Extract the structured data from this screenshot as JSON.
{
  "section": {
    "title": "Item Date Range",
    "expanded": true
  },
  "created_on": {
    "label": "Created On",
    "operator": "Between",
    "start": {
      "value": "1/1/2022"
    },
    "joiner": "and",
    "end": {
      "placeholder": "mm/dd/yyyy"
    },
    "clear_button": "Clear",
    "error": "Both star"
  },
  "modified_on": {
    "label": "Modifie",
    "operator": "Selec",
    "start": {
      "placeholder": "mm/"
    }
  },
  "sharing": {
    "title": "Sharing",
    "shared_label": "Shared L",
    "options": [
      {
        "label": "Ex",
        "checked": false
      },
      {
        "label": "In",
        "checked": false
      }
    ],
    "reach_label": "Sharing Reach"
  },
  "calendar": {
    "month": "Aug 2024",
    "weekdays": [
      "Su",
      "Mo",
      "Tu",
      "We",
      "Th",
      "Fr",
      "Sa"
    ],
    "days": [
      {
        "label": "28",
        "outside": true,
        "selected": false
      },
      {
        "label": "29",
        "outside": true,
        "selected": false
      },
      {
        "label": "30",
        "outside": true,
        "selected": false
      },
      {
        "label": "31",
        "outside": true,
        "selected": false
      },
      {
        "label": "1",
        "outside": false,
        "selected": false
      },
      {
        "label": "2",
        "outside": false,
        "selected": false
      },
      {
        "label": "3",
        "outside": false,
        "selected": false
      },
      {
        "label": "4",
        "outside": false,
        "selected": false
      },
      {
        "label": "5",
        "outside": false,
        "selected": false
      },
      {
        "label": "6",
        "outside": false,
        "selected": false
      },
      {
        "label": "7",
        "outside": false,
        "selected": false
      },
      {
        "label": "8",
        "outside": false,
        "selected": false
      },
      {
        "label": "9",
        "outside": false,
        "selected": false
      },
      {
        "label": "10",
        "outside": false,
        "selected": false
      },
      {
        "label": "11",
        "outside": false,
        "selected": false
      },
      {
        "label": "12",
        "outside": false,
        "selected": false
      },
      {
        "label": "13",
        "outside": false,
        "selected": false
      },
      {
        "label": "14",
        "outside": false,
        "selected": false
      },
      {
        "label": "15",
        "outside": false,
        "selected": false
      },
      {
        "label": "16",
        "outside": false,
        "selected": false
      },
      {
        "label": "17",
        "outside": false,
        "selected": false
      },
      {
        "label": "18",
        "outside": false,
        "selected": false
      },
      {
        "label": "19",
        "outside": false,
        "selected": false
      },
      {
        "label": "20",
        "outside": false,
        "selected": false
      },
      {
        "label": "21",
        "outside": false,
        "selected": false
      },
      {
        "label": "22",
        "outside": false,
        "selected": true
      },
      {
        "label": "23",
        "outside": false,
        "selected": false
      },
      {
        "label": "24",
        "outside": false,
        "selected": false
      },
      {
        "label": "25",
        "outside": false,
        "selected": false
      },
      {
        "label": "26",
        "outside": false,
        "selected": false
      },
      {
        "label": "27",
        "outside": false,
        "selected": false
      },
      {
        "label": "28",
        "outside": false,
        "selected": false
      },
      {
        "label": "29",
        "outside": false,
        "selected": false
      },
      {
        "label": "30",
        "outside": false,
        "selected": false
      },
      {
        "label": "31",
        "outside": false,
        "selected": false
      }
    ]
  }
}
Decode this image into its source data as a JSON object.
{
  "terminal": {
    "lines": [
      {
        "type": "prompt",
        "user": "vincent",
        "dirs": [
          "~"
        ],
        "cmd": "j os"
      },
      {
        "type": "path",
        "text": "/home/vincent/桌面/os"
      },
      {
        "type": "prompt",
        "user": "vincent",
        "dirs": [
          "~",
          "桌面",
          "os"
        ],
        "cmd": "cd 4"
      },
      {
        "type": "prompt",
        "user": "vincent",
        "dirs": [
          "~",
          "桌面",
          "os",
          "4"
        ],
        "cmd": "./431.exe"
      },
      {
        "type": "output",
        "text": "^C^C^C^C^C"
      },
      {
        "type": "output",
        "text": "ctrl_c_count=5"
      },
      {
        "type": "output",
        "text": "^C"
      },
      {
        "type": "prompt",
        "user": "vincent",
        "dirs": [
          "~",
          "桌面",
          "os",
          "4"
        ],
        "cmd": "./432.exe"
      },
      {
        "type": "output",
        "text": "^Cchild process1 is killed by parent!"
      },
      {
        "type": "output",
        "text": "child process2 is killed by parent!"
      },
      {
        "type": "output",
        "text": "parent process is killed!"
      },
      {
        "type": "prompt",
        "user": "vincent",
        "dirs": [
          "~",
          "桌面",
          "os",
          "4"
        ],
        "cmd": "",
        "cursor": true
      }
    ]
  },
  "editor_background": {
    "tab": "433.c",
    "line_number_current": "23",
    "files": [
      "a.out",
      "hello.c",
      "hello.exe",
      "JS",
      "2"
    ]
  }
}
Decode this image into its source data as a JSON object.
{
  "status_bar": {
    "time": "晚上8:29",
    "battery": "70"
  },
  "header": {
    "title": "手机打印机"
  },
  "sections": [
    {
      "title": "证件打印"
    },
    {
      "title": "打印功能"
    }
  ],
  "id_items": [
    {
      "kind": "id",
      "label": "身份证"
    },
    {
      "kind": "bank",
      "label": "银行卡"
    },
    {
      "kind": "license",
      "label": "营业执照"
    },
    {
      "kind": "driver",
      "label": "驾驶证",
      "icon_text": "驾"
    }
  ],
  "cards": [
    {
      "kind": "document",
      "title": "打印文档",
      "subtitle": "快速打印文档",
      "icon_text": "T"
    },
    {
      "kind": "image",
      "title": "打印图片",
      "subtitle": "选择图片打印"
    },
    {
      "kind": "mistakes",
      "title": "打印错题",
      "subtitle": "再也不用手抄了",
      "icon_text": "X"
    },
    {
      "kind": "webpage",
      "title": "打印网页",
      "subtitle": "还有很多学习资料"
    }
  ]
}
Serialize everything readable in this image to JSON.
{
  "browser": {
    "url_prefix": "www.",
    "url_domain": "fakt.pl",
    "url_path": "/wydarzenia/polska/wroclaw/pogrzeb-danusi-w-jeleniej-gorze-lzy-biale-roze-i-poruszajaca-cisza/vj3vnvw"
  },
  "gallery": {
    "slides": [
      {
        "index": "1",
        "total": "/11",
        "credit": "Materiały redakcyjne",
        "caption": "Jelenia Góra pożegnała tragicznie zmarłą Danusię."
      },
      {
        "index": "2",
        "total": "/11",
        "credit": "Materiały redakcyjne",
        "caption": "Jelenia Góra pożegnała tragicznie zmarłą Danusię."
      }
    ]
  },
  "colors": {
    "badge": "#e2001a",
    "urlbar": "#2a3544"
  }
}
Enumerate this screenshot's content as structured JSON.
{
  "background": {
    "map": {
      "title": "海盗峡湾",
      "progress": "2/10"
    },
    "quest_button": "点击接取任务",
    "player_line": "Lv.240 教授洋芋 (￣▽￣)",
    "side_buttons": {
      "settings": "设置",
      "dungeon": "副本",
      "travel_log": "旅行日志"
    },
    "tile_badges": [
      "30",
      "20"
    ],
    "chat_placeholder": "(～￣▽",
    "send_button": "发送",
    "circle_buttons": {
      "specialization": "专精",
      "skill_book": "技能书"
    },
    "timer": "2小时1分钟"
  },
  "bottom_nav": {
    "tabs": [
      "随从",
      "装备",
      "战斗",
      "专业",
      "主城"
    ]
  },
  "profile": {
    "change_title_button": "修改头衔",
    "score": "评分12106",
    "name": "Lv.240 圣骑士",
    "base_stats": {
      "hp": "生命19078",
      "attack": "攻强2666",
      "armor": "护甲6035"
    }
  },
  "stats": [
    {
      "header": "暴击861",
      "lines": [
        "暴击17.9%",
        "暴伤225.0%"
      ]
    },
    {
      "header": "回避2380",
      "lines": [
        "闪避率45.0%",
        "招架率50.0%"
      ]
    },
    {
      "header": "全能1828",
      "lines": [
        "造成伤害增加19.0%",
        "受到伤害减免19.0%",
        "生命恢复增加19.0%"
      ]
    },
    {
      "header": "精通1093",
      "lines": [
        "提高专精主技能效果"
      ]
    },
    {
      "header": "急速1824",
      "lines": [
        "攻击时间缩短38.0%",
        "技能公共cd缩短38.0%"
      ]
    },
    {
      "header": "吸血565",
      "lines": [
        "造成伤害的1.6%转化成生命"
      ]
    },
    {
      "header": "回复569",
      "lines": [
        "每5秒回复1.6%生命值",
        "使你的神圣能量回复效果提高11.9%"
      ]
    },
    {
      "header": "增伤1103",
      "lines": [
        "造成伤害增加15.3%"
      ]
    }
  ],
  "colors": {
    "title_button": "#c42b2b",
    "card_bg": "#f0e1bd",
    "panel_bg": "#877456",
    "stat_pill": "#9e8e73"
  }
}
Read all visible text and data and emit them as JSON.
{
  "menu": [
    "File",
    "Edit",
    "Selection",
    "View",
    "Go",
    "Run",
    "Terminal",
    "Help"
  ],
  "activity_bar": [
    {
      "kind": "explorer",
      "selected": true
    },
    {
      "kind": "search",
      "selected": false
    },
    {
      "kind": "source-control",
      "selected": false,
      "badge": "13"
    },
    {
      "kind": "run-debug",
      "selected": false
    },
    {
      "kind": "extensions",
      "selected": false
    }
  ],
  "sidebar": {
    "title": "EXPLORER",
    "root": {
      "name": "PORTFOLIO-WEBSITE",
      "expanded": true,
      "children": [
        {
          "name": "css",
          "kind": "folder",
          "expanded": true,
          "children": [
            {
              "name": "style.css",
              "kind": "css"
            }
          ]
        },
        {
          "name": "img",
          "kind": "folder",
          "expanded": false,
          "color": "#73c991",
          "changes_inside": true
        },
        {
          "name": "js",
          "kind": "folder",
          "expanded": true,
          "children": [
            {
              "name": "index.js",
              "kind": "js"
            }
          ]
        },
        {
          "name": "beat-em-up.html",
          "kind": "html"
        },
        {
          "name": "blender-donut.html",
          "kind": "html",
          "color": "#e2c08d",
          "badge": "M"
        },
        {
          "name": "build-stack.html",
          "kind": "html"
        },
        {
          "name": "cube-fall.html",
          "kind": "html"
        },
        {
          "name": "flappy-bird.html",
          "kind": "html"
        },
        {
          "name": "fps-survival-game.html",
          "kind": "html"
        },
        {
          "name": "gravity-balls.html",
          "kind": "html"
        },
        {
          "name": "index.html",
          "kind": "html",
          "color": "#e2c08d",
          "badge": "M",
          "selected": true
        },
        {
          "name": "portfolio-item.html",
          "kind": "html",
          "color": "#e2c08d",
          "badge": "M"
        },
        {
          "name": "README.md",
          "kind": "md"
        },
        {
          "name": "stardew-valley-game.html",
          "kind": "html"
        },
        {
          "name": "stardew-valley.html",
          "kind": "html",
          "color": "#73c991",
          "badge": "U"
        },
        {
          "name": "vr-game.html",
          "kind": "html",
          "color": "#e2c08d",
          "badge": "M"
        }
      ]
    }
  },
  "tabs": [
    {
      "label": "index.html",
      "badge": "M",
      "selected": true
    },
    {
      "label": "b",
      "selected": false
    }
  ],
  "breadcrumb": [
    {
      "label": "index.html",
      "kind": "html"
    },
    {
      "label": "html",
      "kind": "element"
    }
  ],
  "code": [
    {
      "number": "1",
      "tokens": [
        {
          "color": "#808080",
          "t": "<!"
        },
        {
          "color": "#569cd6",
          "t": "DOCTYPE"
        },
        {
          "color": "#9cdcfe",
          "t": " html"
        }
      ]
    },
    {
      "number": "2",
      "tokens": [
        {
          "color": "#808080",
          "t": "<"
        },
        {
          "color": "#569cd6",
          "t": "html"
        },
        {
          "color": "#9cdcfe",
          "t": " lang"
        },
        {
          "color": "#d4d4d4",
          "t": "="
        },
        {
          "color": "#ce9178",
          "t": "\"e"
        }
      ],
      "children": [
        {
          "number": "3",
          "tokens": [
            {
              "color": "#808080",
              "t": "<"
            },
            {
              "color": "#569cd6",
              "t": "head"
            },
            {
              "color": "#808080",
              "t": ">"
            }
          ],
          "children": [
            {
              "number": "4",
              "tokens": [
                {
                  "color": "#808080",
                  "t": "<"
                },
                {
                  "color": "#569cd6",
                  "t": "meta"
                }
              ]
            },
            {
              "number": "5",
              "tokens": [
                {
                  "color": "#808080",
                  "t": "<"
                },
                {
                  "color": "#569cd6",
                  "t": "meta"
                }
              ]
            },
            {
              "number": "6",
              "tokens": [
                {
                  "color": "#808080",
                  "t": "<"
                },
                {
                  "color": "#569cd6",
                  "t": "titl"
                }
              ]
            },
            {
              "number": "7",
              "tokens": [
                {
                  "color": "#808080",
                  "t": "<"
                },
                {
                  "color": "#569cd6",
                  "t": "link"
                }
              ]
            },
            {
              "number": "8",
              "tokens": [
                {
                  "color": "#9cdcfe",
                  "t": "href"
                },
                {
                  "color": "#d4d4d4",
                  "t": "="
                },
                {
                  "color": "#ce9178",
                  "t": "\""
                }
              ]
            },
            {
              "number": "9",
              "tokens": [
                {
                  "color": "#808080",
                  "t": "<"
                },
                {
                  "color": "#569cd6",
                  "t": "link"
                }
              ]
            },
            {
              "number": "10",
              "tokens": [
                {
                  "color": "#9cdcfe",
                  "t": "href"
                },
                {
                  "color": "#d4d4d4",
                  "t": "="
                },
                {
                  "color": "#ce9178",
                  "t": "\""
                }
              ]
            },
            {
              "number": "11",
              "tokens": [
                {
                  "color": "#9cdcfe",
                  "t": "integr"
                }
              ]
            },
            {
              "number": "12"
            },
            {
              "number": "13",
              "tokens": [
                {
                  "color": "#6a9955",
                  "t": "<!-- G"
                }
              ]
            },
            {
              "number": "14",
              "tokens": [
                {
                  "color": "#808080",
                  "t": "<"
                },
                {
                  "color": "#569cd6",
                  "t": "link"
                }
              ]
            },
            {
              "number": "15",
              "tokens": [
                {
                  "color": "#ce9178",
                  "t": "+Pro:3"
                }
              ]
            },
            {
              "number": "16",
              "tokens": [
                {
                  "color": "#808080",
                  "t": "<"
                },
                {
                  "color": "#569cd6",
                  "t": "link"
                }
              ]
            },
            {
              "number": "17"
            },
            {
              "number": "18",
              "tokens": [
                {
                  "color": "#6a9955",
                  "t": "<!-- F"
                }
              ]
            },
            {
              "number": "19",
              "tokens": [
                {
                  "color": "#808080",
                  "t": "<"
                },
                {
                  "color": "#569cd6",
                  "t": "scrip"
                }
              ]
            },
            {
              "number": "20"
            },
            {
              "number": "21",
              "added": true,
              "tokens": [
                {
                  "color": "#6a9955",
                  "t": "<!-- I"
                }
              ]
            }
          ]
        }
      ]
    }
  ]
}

-=-=-

**YOUR TASK**. Identify all lines in the records above with the word "JSON".

**COMPLETE RESPONSE**.
Extract the structured data from this screenshot as JSON.
Decode this image into its source data as a JSON object.
Decode this image into its source data as a JSON object.
Serialize everything readable in this image to JSON.
Enumerate this screenshot's content as structured JSON.
Read all visible text and data and emit them as JSON.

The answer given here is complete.